##### Source text #####
BetaNYC’s testimony to NY City Council oversight hearing on open data.

Date: Monday, 27 October 2014
To: NYC Council – Committee on Technology
From: Noel Hidalgo, Executive Director

Re: BetaNYC’s Testimony on Open Data Testimony
BetaNYC Testimony Bit.ly bundle: http://bit.ly/betanyc-20141027

Good afternoon Chair and City Council members,

I’m Noel Hidalgo, and I am the Executive Director of BetaNYC. BetaNYC is a civic technology community group. Through our weekly meetings we exploring how to make the city’s data useful to its neighbors. Our goal is to demystify technology, design, and data to city council members, community boards, community groups, and businesses alike. We are a community of developers, designers, mappers, and policymakers who volunteer our time to improve the digital city. We are New York City’s civic hackers. We love open data and open government.

Because of the city’s open data program and our advocacy for better data, our community has grown. In the last twelve months, we have grown to over 2,100 members. This year, three of the four NYC BigApps winners were community members. Forty five percent of NYC BigApps’ semi-finalists were BetaNYC community members. As we discuss the city’s data, we discover more and more individuals who are looking to solve problems with the City’s data. That in turn leads us to more and more feedback about the City’s open data program and the city’s open government practices.

Today, I want to ask one simple question “how does the city, together with her constituents, build the right open data ecosystem?”

From BetaNYC’s point of view, we need three things:

  • adequate human resources,
  • meaningful data, and
  • improved feedback infrastructure.

Human Resources:

First, thank you for allocating additional resources to run the city’s open data program.
##### Extracted material #####
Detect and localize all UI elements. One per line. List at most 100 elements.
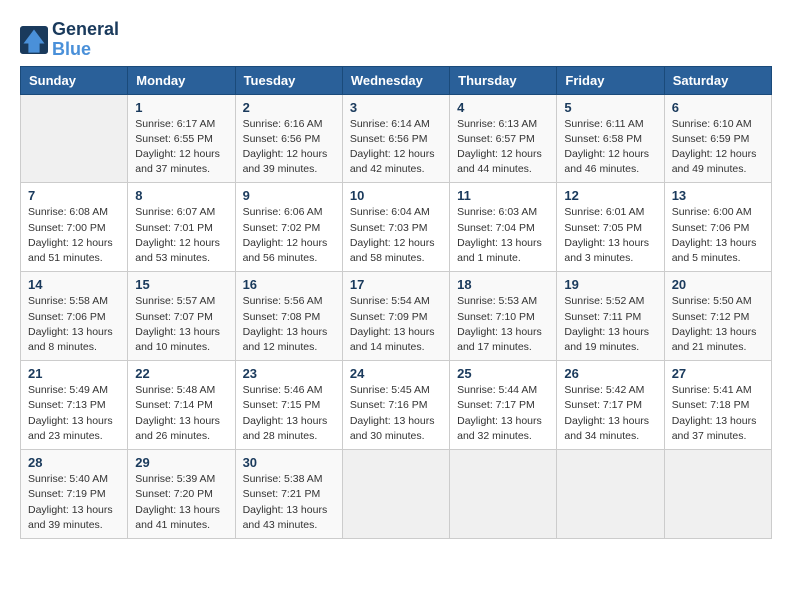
day-number: 17 — [350, 277, 442, 292]
day-number: 15 — [135, 277, 227, 292]
day-number: 21 — [28, 366, 120, 381]
day-number: 27 — [672, 366, 764, 381]
day-info: Sunrise: 5:42 AM Sunset: 7:17 PM Dayligh… — [564, 383, 656, 444]
day-number: 8 — [135, 188, 227, 203]
calendar-cell: 27Sunrise: 5:41 AM Sunset: 7:18 PM Dayli… — [664, 361, 771, 450]
column-header-sunday: Sunday — [21, 66, 128, 94]
week-row-4: 21 Sunrise: 5:49 AM Sunset: 7:13 PM Dayli… — [21, 361, 772, 450]
day-info: Sunrise: 6:03 AM Sunset: 7:04 PM Dayligh… — [457, 205, 549, 266]
column-header-monday: Monday — [128, 66, 235, 94]
column-header-saturday: Saturday — [664, 66, 771, 94]
day-info: Sunrise: 5:54 AM Sunset: 7:09 PM Dayligh… — [350, 294, 442, 355]
logo-text: General Blue — [52, 20, 119, 60]
calendar-cell: 25 Sunrise: 5:44 AM Sunset: 7:17 PM Dayli… — [450, 361, 557, 450]
day-number: 29 — [135, 455, 227, 470]
day-number: 26 — [564, 366, 656, 381]
calendar-cell: 17 Sunrise: 5:54 AM Sunset: 7:09 PM Dayli… — [342, 272, 449, 361]
calendar-cell: 18Sunrise: 5:53 AM Sunset: 7:10 PM Dayli… — [450, 272, 557, 361]
column-header-wednesday: Wednesday — [342, 66, 449, 94]
day-number: 5 — [564, 100, 656, 115]
calendar-cell: 23 Sunrise: 5:46 AM Sunset: 7:15 PM Dayli… — [235, 361, 342, 450]
day-number: 4 — [457, 100, 549, 115]
calendar-cell: 4 Sunrise: 6:13 AM Sunset: 6:57 PM Daylig… — [450, 94, 557, 183]
day-number: 7 — [28, 188, 120, 203]
day-number: 22 — [135, 366, 227, 381]
calendar-cell — [557, 450, 664, 539]
calendar-cell: 22Sunrise: 5:48 AM Sunset: 7:14 PM Dayli… — [128, 361, 235, 450]
calendar-cell: 8 Sunrise: 6:07 AM Sunset: 7:01 PM Daylig… — [128, 183, 235, 272]
calendar-cell — [664, 450, 771, 539]
day-number: 16 — [243, 277, 335, 292]
day-info: Sunrise: 6:00 AM Sunset: 7:06 PM Dayligh… — [672, 205, 764, 266]
day-number: 19 — [564, 277, 656, 292]
day-info: Sunrise: 5:45 AM Sunset: 7:16 PM Dayligh… — [350, 383, 442, 444]
day-info: Sunrise: 5:52 AM Sunset: 7:11 PM Dayligh… — [564, 294, 656, 355]
day-info: Sunrise: 6:11 AM Sunset: 6:58 PM Dayligh… — [564, 117, 656, 178]
week-row-5: 28Sunrise: 5:40 AM Sunset: 7:19 PM Dayli… — [21, 450, 772, 539]
calendar-cell: 12 Sunrise: 6:01 AM Sunset: 7:05 PM Dayli… — [557, 183, 664, 272]
day-info: Sunrise: 6:17 AM Sunset: 6:55 PM Dayligh… — [135, 117, 227, 178]
page-header: General Blue — [20, 20, 772, 60]
day-number: 12 — [564, 188, 656, 203]
calendar-table: SundayMondayTuesdayWednesdayThursdayFrid… — [20, 66, 772, 539]
day-info: Sunrise: 5:46 AM Sunset: 7:15 PM Dayligh… — [243, 383, 335, 444]
day-info: Sunrise: 6:08 AM Sunset: 7:00 PM Dayligh… — [28, 205, 120, 266]
day-info: Sunrise: 6:04 AM Sunset: 7:03 PM Dayligh… — [350, 205, 442, 266]
day-info: Sunrise: 5:58 AM Sunset: 7:06 PM Dayligh… — [28, 294, 120, 355]
logo: General Blue — [20, 20, 119, 60]
day-number: 6 — [672, 100, 764, 115]
week-row-1: 1 Sunrise: 6:17 AM Sunset: 6:55 PM Daylig… — [21, 94, 772, 183]
calendar-cell: 3 Sunrise: 6:14 AM Sunset: 6:56 PM Daylig… — [342, 94, 449, 183]
calendar-cell: 1 Sunrise: 6:17 AM Sunset: 6:55 PM Daylig… — [128, 94, 235, 183]
day-info: Sunrise: 5:50 AM Sunset: 7:12 PM Dayligh… — [672, 294, 764, 355]
calendar-cell — [450, 450, 557, 539]
calendar-cell: 6 Sunrise: 6:10 AM Sunset: 6:59 PM Daylig… — [664, 94, 771, 183]
day-info: Sunrise: 5:39 AM Sunset: 7:20 PM Dayligh… — [135, 472, 227, 533]
column-header-friday: Friday — [557, 66, 664, 94]
day-number: 25 — [457, 366, 549, 381]
calendar-header-row: SundayMondayTuesdayWednesdayThursdayFrid… — [21, 66, 772, 94]
calendar-cell: 10Sunrise: 6:04 AM Sunset: 7:03 PM Dayli… — [342, 183, 449, 272]
calendar-cell: 26 Sunrise: 5:42 AM Sunset: 7:17 PM Dayli… — [557, 361, 664, 450]
day-number: 1 — [135, 100, 227, 115]
day-info: Sunrise: 5:49 AM Sunset: 7:13 PM Dayligh… — [28, 383, 120, 444]
calendar-cell: 29 Sunrise: 5:39 AM Sunset: 7:20 PM Dayli… — [128, 450, 235, 539]
day-number: 11 — [457, 188, 549, 203]
day-info: Sunrise: 6:14 AM Sunset: 6:56 PM Dayligh… — [350, 117, 442, 178]
calendar-cell: 14 Sunrise: 5:58 AM Sunset: 7:06 PM Dayli… — [21, 272, 128, 361]
calendar-cell: 19 Sunrise: 5:52 AM Sunset: 7:11 PM Dayli… — [557, 272, 664, 361]
calendar-cell — [21, 94, 128, 183]
day-number: 14 — [28, 277, 120, 292]
day-info: Sunrise: 6:13 AM Sunset: 6:57 PM Dayligh… — [457, 117, 549, 178]
calendar-cell: 11 Sunrise: 6:03 AM Sunset: 7:04 PM Dayli… — [450, 183, 557, 272]
calendar-cell: 15Sunrise: 5:57 AM Sunset: 7:07 PM Dayli… — [128, 272, 235, 361]
day-number: 9 — [243, 188, 335, 203]
logo-icon — [20, 26, 48, 54]
day-info: Sunrise: 6:10 AM Sunset: 6:59 PM Dayligh… — [672, 117, 764, 178]
calendar-cell: 13 Sunrise: 6:00 AM Sunset: 7:06 PM Dayli… — [664, 183, 771, 272]
calendar-cell: 16 Sunrise: 5:56 AM Sunset: 7:08 PM Dayli… — [235, 272, 342, 361]
day-number: 23 — [243, 366, 335, 381]
day-info: Sunrise: 5:56 AM Sunset: 7:08 PM Dayligh… — [243, 294, 335, 355]
day-info: Sunrise: 6:16 AM Sunset: 6:56 PM Dayligh… — [243, 117, 335, 178]
day-info: Sunrise: 5:53 AM Sunset: 7:10 PM Dayligh… — [457, 294, 549, 355]
day-number: 3 — [350, 100, 442, 115]
calendar-cell: 2 Sunrise: 6:16 AM Sunset: 6:56 PM Daylig… — [235, 94, 342, 183]
column-header-tuesday: Tuesday — [235, 66, 342, 94]
day-number: 13 — [672, 188, 764, 203]
calendar-cell: 7 Sunrise: 6:08 AM Sunset: 7:00 PM Daylig… — [21, 183, 128, 272]
day-info: Sunrise: 5:44 AM Sunset: 7:17 PM Dayligh… — [457, 383, 549, 444]
week-row-3: 14 Sunrise: 5:58 AM Sunset: 7:06 PM Dayli… — [21, 272, 772, 361]
column-header-thursday: Thursday — [450, 66, 557, 94]
calendar-cell: 30Sunrise: 5:38 AM Sunset: 7:21 PM Dayli… — [235, 450, 342, 539]
calendar-cell — [342, 450, 449, 539]
day-number: 30 — [243, 455, 335, 470]
calendar-cell: 9Sunrise: 6:06 AM Sunset: 7:02 PM Daylig… — [235, 183, 342, 272]
day-info: Sunrise: 6:07 AM Sunset: 7:01 PM Dayligh… — [135, 205, 227, 266]
calendar-cell: 20 Sunrise: 5:50 AM Sunset: 7:12 PM Dayli… — [664, 272, 771, 361]
day-number: 20 — [672, 277, 764, 292]
day-info: Sunrise: 6:01 AM Sunset: 7:05 PM Dayligh… — [564, 205, 656, 266]
calendar-cell: 5 Sunrise: 6:11 AM Sunset: 6:58 PM Daylig… — [557, 94, 664, 183]
calendar-cell: 24Sunrise: 5:45 AM Sunset: 7:16 PM Dayli… — [342, 361, 449, 450]
day-number: 2 — [243, 100, 335, 115]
#####
◆ What this exercise asks:
(1) According to the BetaNYC testimony, what does the city need to build the right open data ecosystem? List every item it names.
(2) Print the stretch of the BetaNYC testimony from "Because of the" through "open government practices.", word for word.

◆ The replies:
(1)
- Adequate human resources
- Meaningful data
- Improved feedback infrastructure

(2)
Because of the city’s open data program and our advocacy for better data, our community has grown. In the last twelve months, we have grown to over 2,100 members. This year, three of the four NYC BigApps winners were community members. Forty five percent of NYC BigApps’ semi-finalists were BetaNYC community members. As we discuss the city’s data, we discover more and more individuals who are looking to solve problems with the City’s data. That in turn leads us to more and more feedback about the City’s open data program and the city’s open government practices.